═════ TASK INPUTS ═════

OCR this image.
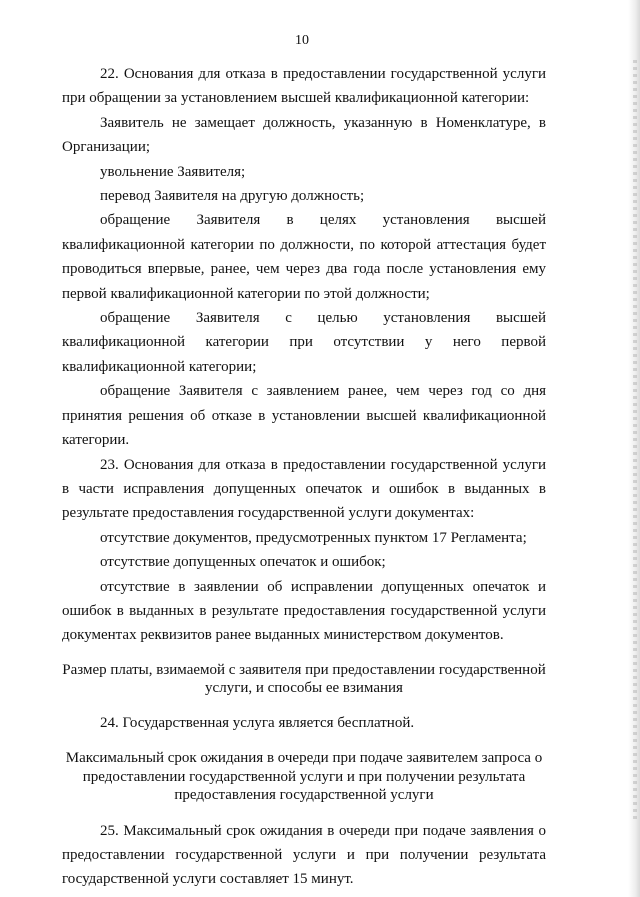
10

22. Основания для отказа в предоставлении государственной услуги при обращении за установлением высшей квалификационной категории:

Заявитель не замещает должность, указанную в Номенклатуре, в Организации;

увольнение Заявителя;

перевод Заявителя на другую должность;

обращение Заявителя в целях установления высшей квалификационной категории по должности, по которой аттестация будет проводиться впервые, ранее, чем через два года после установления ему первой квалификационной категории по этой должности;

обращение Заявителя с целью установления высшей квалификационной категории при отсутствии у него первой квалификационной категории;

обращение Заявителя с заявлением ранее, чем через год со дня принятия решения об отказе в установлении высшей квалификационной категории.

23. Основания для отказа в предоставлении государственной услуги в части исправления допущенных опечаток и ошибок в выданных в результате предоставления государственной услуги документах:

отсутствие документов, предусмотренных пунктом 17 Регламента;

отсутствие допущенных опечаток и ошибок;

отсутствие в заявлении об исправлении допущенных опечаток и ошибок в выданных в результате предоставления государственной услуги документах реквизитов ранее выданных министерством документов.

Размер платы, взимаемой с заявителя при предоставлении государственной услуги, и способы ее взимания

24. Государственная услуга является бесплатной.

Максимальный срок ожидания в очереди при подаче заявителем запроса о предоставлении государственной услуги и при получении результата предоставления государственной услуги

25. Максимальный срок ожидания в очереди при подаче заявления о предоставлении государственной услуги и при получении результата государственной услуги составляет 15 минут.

═════
═════ TASK INPUTS ═════

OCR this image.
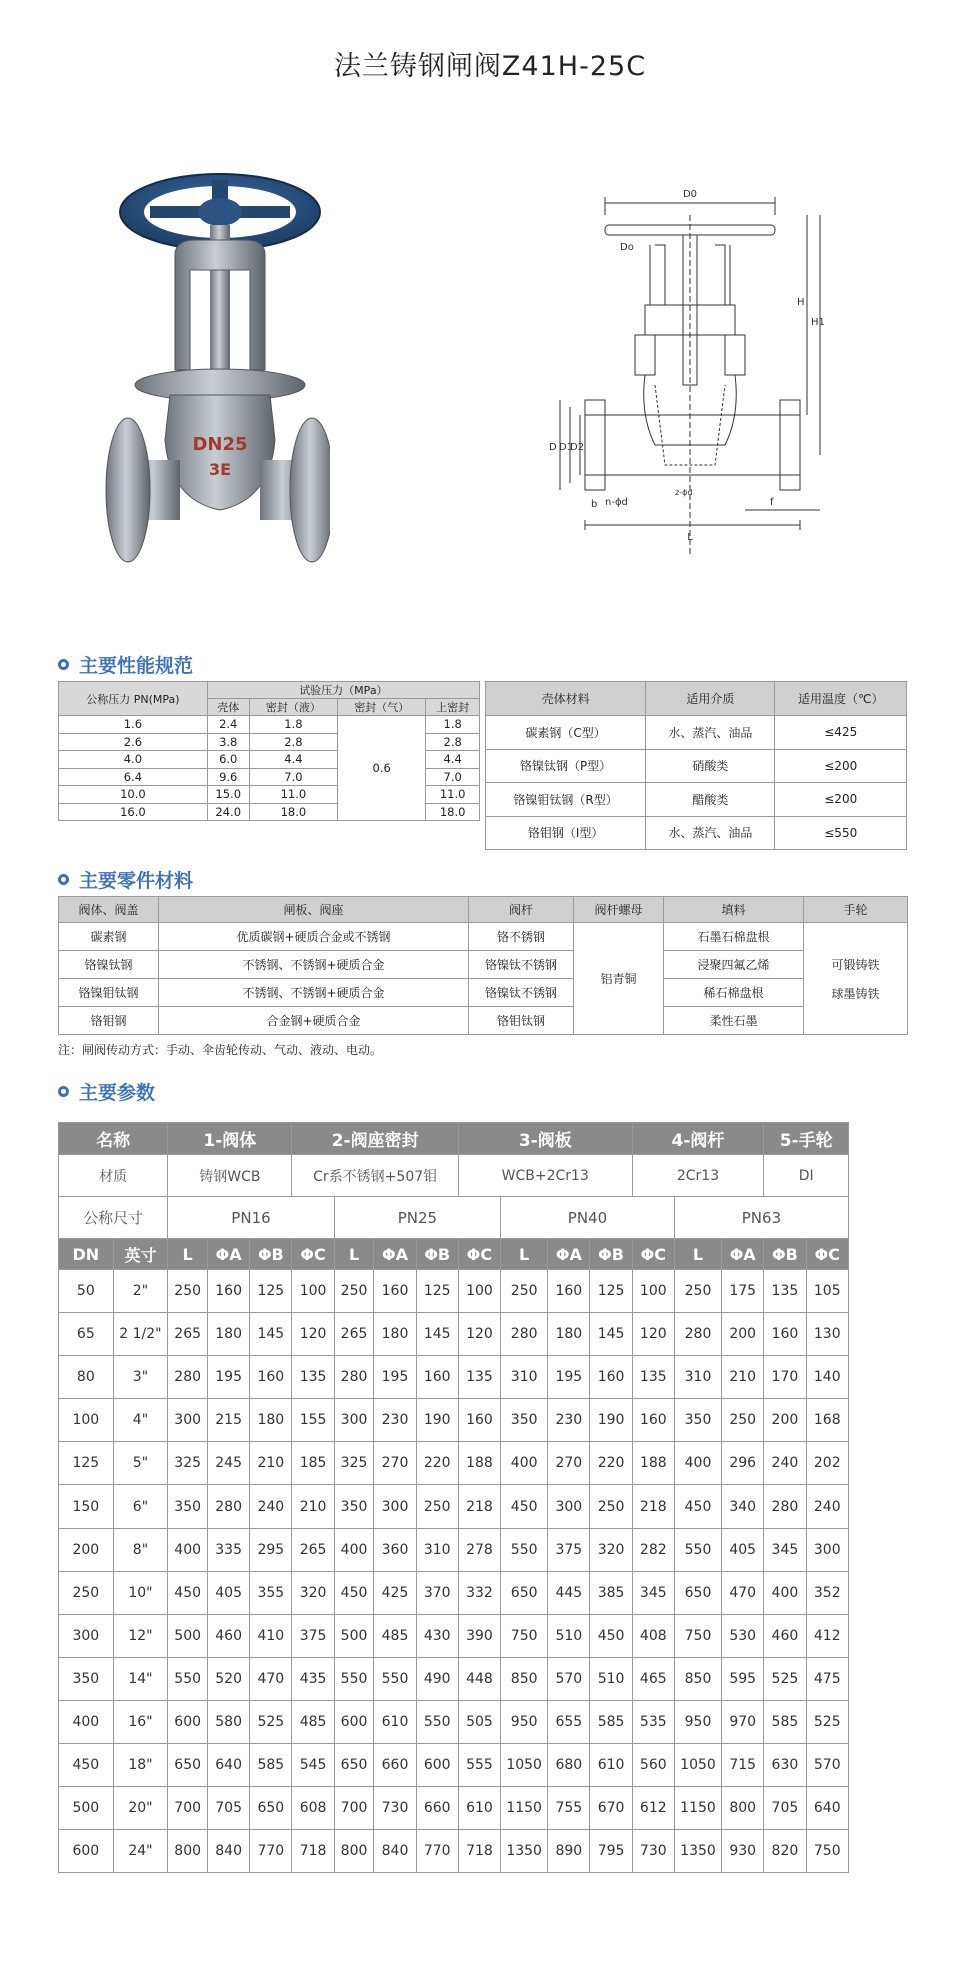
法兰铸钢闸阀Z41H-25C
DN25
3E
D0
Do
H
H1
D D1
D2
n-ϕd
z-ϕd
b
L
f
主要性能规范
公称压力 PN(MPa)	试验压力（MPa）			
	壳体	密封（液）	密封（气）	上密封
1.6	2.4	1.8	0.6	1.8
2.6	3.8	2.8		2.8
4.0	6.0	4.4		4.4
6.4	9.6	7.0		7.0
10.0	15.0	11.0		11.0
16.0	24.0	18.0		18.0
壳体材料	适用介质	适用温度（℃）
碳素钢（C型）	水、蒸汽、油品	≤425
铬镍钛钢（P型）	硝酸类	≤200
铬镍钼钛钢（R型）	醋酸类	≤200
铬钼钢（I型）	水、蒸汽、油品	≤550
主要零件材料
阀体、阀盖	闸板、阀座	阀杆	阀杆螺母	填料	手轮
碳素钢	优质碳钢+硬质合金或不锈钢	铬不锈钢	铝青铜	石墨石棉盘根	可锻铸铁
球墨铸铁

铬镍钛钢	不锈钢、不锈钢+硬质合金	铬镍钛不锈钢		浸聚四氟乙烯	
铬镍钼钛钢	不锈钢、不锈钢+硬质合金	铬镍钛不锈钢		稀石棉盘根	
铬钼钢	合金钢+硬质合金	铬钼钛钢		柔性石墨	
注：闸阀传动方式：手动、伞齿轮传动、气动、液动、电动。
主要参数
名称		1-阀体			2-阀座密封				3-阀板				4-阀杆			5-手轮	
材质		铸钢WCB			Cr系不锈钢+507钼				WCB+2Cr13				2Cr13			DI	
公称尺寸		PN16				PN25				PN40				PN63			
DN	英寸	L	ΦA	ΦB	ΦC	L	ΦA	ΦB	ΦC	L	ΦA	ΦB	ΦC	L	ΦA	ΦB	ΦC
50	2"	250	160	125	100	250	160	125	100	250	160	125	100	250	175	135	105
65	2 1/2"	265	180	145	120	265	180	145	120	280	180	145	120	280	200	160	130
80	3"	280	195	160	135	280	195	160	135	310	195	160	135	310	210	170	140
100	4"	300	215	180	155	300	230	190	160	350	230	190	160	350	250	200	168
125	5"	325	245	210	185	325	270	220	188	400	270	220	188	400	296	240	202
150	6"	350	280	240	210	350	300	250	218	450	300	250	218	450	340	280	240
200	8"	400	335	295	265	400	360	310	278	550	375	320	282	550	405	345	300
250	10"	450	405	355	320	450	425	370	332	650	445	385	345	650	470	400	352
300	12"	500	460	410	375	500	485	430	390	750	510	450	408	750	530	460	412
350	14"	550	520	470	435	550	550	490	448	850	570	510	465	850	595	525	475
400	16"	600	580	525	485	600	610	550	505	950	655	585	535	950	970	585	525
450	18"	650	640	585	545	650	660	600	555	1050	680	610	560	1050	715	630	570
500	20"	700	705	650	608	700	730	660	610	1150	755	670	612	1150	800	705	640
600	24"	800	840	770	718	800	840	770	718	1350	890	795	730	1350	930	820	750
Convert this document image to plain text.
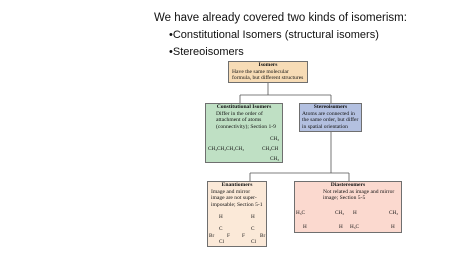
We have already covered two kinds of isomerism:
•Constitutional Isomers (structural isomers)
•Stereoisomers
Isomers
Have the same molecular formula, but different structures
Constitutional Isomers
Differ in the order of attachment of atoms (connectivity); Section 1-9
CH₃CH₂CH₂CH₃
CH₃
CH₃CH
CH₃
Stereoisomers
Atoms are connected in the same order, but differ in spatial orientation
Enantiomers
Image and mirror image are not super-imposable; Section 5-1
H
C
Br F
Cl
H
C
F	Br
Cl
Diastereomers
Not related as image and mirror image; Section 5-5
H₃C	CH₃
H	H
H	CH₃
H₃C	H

═════

▸ STATED PROBLEM:
How many lines in the listing contain "через"? Answer with the number alone.

▸ FULL ANSWER:
2